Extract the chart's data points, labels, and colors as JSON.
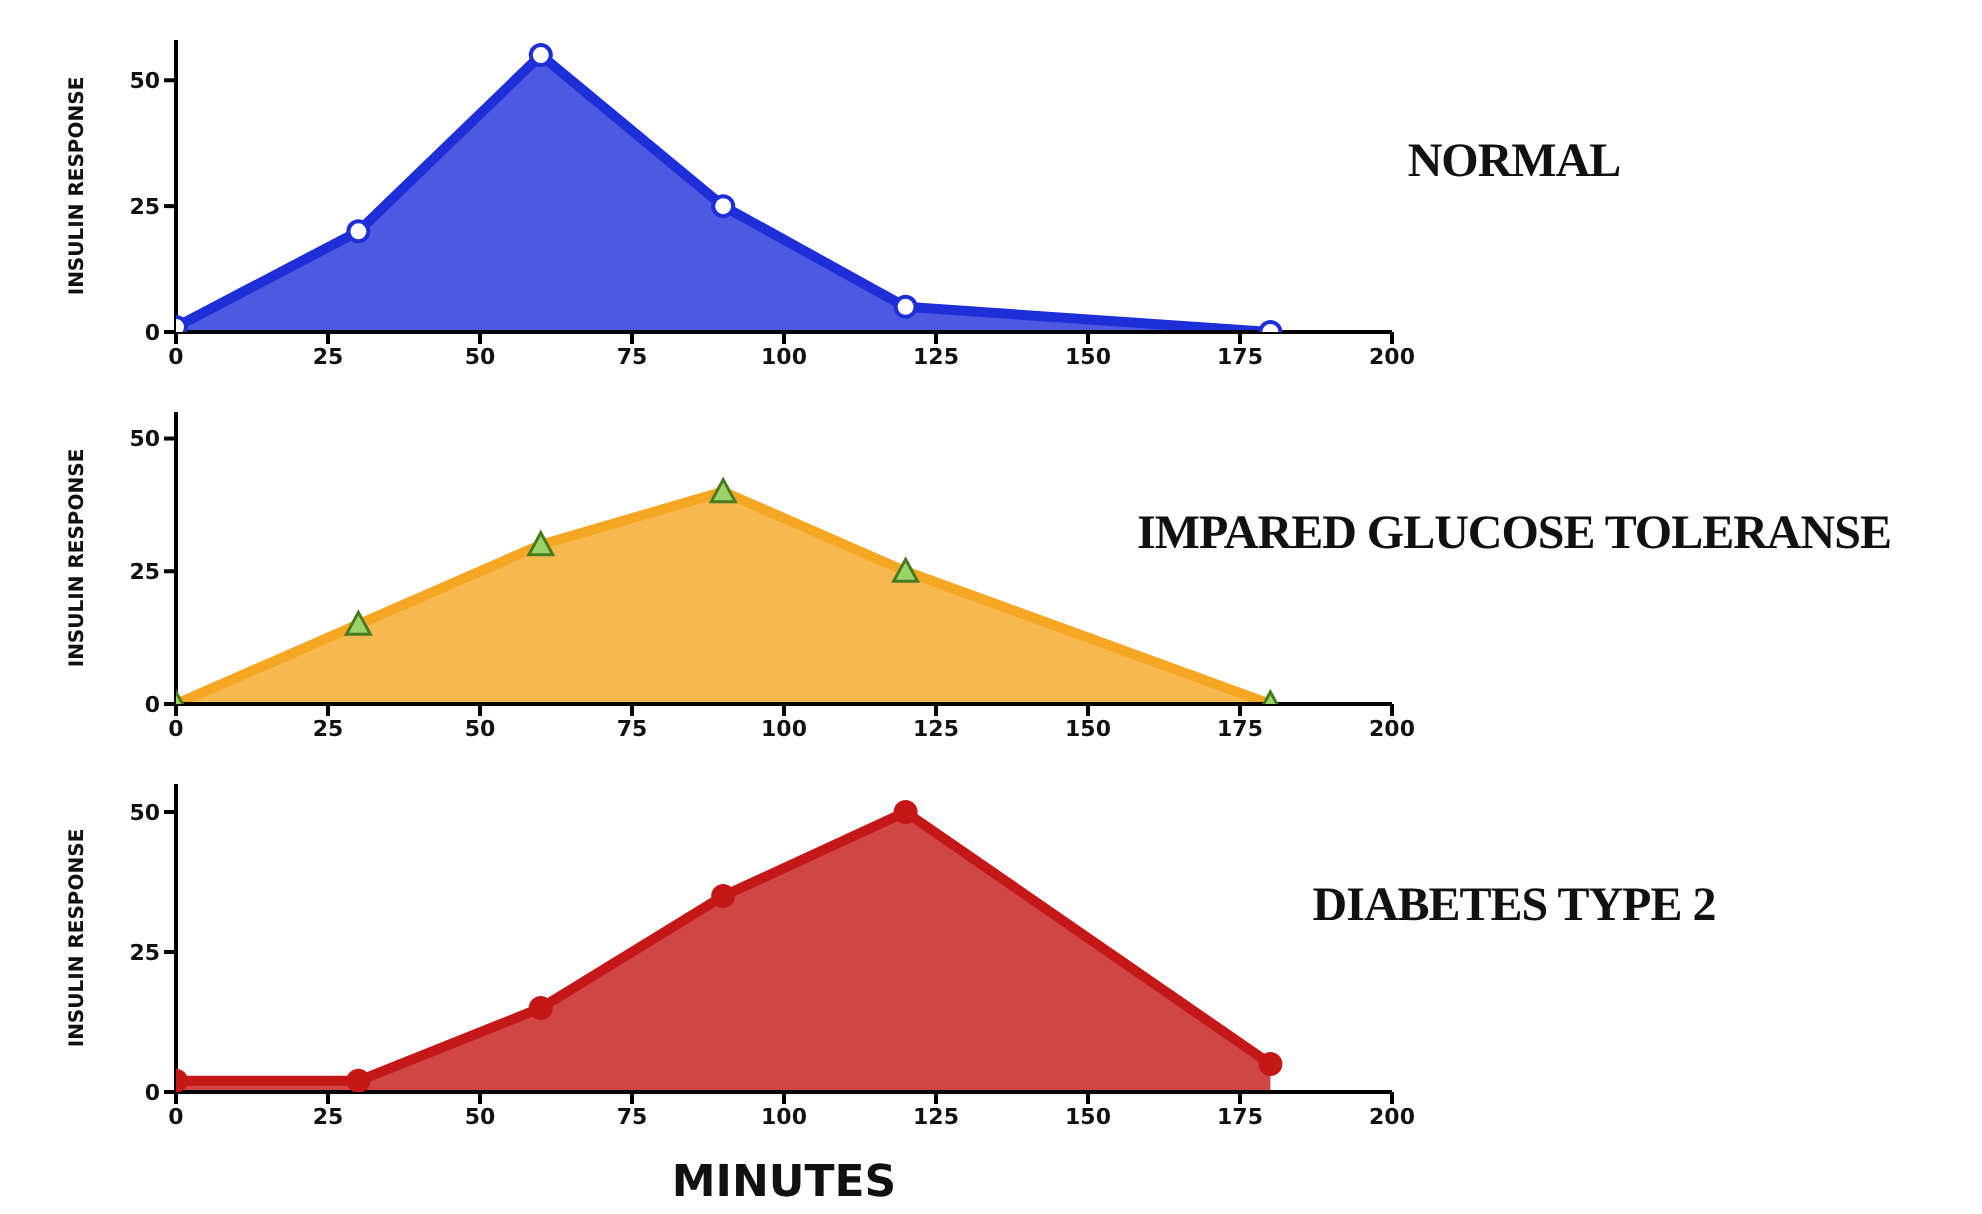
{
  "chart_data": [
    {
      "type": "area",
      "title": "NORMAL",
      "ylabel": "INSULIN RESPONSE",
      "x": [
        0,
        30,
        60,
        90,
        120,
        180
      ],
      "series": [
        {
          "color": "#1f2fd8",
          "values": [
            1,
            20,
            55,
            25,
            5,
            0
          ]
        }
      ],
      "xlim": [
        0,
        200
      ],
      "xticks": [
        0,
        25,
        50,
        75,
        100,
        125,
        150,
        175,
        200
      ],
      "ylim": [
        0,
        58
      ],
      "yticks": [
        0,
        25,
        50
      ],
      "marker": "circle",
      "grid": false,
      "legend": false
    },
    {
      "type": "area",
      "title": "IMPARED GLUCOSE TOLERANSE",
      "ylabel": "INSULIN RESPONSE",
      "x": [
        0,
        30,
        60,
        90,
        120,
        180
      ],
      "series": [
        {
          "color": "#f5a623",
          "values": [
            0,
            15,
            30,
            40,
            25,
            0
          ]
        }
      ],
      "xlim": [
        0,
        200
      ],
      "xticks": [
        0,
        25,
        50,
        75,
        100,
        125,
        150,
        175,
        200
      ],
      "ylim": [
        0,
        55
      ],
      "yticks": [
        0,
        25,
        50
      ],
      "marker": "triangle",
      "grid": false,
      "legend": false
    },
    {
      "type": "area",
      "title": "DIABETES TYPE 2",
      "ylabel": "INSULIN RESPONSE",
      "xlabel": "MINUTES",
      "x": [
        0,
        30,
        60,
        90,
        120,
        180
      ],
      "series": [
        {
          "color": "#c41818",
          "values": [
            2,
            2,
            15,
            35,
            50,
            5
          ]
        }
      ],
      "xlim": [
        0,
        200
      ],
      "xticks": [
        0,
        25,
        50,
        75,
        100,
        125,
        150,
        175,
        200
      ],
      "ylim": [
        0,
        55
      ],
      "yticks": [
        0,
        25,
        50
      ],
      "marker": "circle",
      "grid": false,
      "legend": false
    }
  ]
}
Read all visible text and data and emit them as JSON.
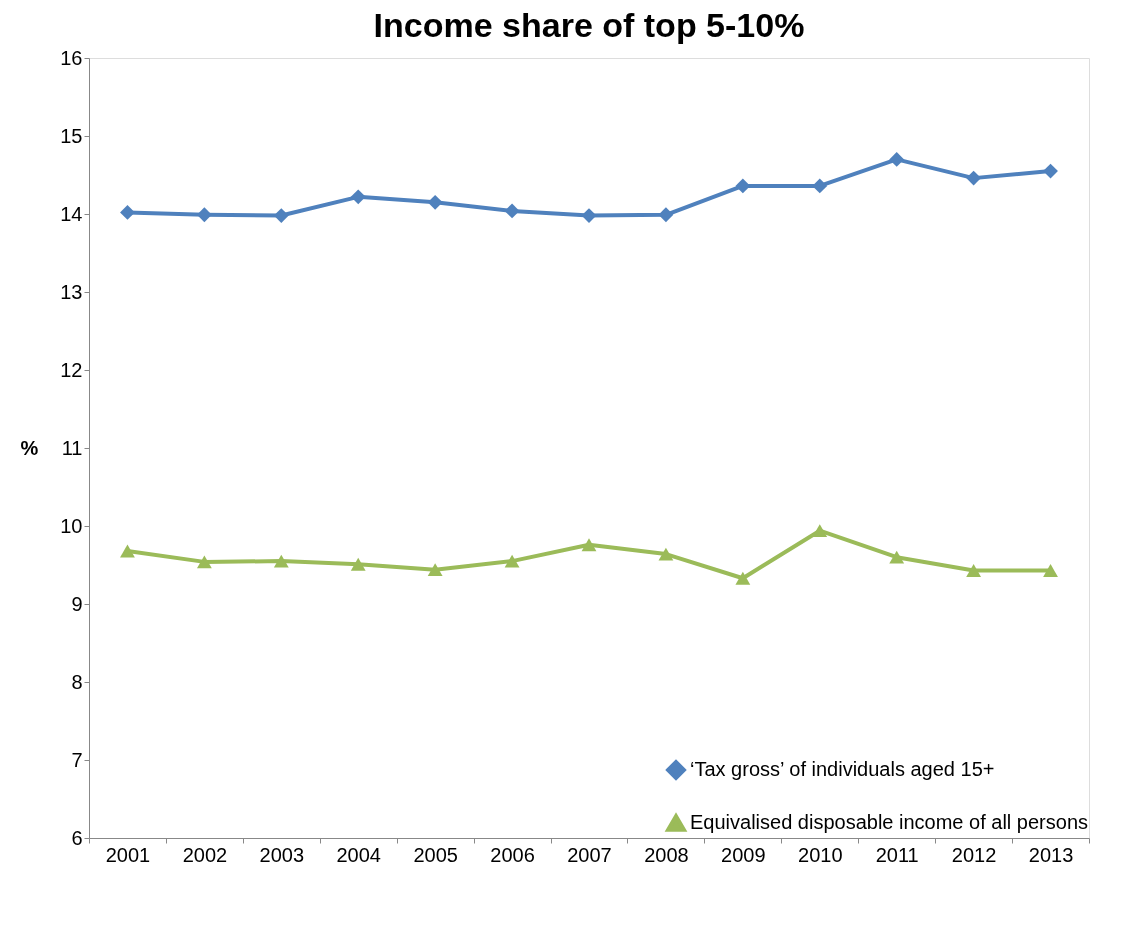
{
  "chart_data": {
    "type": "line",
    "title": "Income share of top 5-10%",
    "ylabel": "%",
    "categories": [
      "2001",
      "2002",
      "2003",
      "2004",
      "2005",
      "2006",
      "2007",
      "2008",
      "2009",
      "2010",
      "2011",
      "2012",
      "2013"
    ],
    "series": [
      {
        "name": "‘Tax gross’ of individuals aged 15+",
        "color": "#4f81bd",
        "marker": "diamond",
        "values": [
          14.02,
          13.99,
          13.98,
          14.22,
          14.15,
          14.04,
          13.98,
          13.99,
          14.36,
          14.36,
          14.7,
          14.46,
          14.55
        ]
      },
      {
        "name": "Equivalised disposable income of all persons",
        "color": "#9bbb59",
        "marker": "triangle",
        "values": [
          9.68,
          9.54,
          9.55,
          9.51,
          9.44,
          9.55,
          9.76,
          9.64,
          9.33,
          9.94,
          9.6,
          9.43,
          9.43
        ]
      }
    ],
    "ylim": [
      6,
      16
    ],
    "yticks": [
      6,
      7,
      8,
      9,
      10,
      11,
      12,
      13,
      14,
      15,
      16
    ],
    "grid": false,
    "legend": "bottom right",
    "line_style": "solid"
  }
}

● **Exercise aim**:
Leave out the pictures and repeat everything else in the records exactly.

● **Written answer**:
Extract the chart's data points, labels, and colors as JSON.
{
  "chart_data": [
    {
      "type": "area",
      "title": "NORMAL",
      "ylabel": "INSULIN RESPONSE",
      "x": [
        0,
        30,
        60,
        90,
        120,
        180
      ],
      "series": [
        {
          "color": "#1f2fd8",
          "values": [
            1,
            20,
            55,
            25,
            5,
            0
          ]
        }
      ],
      "xlim": [
        0,
        200
      ],
      "xticks": [
        0,
        25,
        50,
        75,
        100,
        125,
        150,
        175,
        200
      ],
      "ylim": [
        0,
        58
      ],
      "yticks": [
        0,
        25,
        50
      ],
      "marker": "circle",
      "grid": false,
      "legend": false
    },
    {
      "type": "area",
      "title": "IMPARED GLUCOSE TOLERANSE",
      "ylabel": "INSULIN RESPONSE",
      "x": [
        0,
        30,
        60,
        90,
        120,
        180
      ],
      "series": [
        {
          "color": "#f5a623",
          "values": [
            0,
            15,
            30,
            40,
            25,
            0
          ]
        }
      ],
      "xlim": [
        0,
        200
      ],
      "xticks": [
        0,
        25,
        50,
        75,
        100,
        125,
        150,
        175,
        200
      ],
      "ylim": [
        0,
        55
      ],
      "yticks": [
        0,
        25,
        50
      ],
      "marker": "triangle",
      "grid": false,
      "legend": false
    },
    {
      "type": "area",
      "title": "DIABETES TYPE 2",
      "ylabel": "INSULIN RESPONSE",
      "xlabel": "MINUTES",
      "x": [
        0,
        30,
        60,
        90,
        120,
        180
      ],
      "series": [
        {
          "color": "#c41818",
          "values": [
            2,
            2,
            15,
            35,
            50,
            5
          ]
        }
      ],
      "xlim": [
        0,
        200
      ],
      "xticks": [
        0,
        25,
        50,
        75,
        100,
        125,
        150,
        175,
        200
      ],
      "ylim": [
        0,
        55
      ],
      "yticks": [
        0,
        25,
        50
      ],
      "marker": "circle",
      "grid": false,
      "legend": false
    }
  ]
}
Read all visible text and data and emit them as JSON.
{
  "chart_data": {
    "type": "line",
    "title": "Income share of top 5-10%",
    "ylabel": "%",
    "categories": [
      "2001",
      "2002",
      "2003",
      "2004",
      "2005",
      "2006",
      "2007",
      "2008",
      "2009",
      "2010",
      "2011",
      "2012",
      "2013"
    ],
    "series": [
      {
        "name": "‘Tax gross’ of individuals aged 15+",
        "color": "#4f81bd",
        "marker": "diamond",
        "values": [
          14.02,
          13.99,
          13.98,
          14.22,
          14.15,
          14.04,
          13.98,
          13.99,
          14.36,
          14.36,
          14.7,
          14.46,
          14.55
        ]
      },
      {
        "name": "Equivalised disposable income of all persons",
        "color": "#9bbb59",
        "marker": "triangle",
        "values": [
          9.68,
          9.54,
          9.55,
          9.51,
          9.44,
          9.55,
          9.76,
          9.64,
          9.33,
          9.94,
          9.6,
          9.43,
          9.43
        ]
      }
    ],
    "ylim": [
      6,
      16
    ],
    "yticks": [
      6,
      7,
      8,
      9,
      10,
      11,
      12,
      13,
      14,
      15,
      16
    ],
    "grid": false,
    "legend": "bottom right",
    "line_style": "solid"
  }
}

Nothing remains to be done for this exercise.